§ STATED PROBLEM: Write out all the entries word for word, but skip any images.

§ THE RECORDS:

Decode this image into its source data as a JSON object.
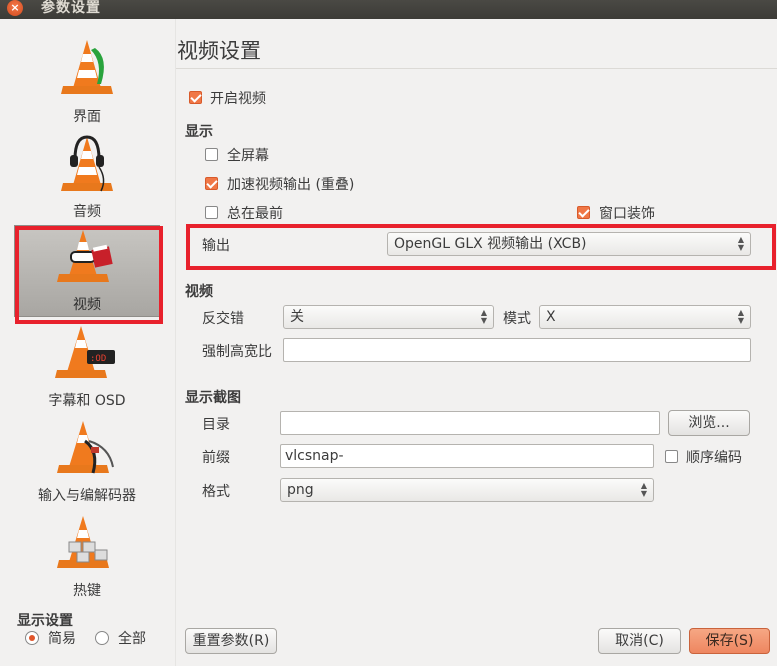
{
  "window": {
    "title": "参数设置"
  },
  "sidebar": {
    "items": [
      {
        "label": "界面",
        "icon": "vlc-cone-interface-icon"
      },
      {
        "label": "音频",
        "icon": "vlc-cone-audio-icon"
      },
      {
        "label": "视频",
        "icon": "vlc-cone-video-icon",
        "selected": true
      },
      {
        "label": "字幕和 OSD",
        "icon": "vlc-cone-subtitles-icon"
      },
      {
        "label": "输入与编解码器",
        "icon": "vlc-cone-codecs-icon"
      },
      {
        "label": "热键",
        "icon": "vlc-cone-hotkeys-icon"
      }
    ],
    "show_settings_label": "显示设置",
    "mode_simple": "简易",
    "mode_all": "全部",
    "selected_mode": "简易"
  },
  "main": {
    "title": "视频设置",
    "enable_video": {
      "label": "开启视频",
      "checked": true
    },
    "display": {
      "heading": "显示",
      "fullscreen": {
        "label": "全屏幕",
        "checked": false
      },
      "accelerated": {
        "label": "加速视频输出 (重叠)",
        "checked": true
      },
      "always_on_top": {
        "label": "总在最前",
        "checked": false
      },
      "window_decorations": {
        "label": "窗口装饰",
        "checked": true
      },
      "output_label": "输出",
      "output_value": "OpenGL GLX 视频输出 (XCB)"
    },
    "video": {
      "heading": "视频",
      "deinterlace_label": "反交错",
      "deinterlace_value": "关",
      "mode_label": "模式",
      "mode_value": "X",
      "aspect_label": "强制高宽比",
      "aspect_value": ""
    },
    "snapshot": {
      "heading": "显示截图",
      "directory_label": "目录",
      "directory_value": "",
      "browse_label": "浏览...",
      "prefix_label": "前缀",
      "prefix_value": "vlcsnap-",
      "sequential_label": "顺序编码",
      "sequential_checked": false,
      "format_label": "格式",
      "format_value": "png"
    }
  },
  "footer": {
    "reset_label": "重置参数(R)",
    "cancel_label": "取消(C)",
    "save_label": "保存(S)"
  },
  "colors": {
    "accent": "#f07746",
    "highlight_box": "#e8212c",
    "titlebar": "#3c3b37"
  }
}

§ THE RESULT:
Decode this image into its source data as a JSON object.
{
  "window": {
    "title": "参数设置"
  },
  "sidebar": {
    "items": [
      {
        "label": "界面",
        "icon": "vlc-cone-interface-icon"
      },
      {
        "label": "音频",
        "icon": "vlc-cone-audio-icon"
      },
      {
        "label": "视频",
        "icon": "vlc-cone-video-icon",
        "selected": true
      },
      {
        "label": "字幕和 OSD",
        "icon": "vlc-cone-subtitles-icon"
      },
      {
        "label": "输入与编解码器",
        "icon": "vlc-cone-codecs-icon"
      },
      {
        "label": "热键",
        "icon": "vlc-cone-hotkeys-icon"
      }
    ],
    "show_settings_label": "显示设置",
    "mode_simple": "简易",
    "mode_all": "全部",
    "selected_mode": "简易"
  },
  "main": {
    "title": "视频设置",
    "enable_video": {
      "label": "开启视频",
      "checked": true
    },
    "display": {
      "heading": "显示",
      "fullscreen": {
        "label": "全屏幕",
        "checked": false
      },
      "accelerated": {
        "label": "加速视频输出 (重叠)",
        "checked": true
      },
      "always_on_top": {
        "label": "总在最前",
        "checked": false
      },
      "window_decorations": {
        "label": "窗口装饰",
        "checked": true
      },
      "output_label": "输出",
      "output_value": "OpenGL GLX 视频输出 (XCB)"
    },
    "video": {
      "heading": "视频",
      "deinterlace_label": "反交错",
      "deinterlace_value": "关",
      "mode_label": "模式",
      "mode_value": "X",
      "aspect_label": "强制高宽比",
      "aspect_value": ""
    },
    "snapshot": {
      "heading": "显示截图",
      "directory_label": "目录",
      "directory_value": "",
      "browse_label": "浏览...",
      "prefix_label": "前缀",
      "prefix_value": "vlcsnap-",
      "sequential_label": "顺序编码",
      "sequential_checked": false,
      "format_label": "格式",
      "format_value": "png"
    }
  },
  "footer": {
    "reset_label": "重置参数(R)",
    "cancel_label": "取消(C)",
    "save_label": "保存(S)"
  },
  "colors": {
    "accent": "#f07746",
    "highlight_box": "#e8212c",
    "titlebar": "#3c3b37"
  }
}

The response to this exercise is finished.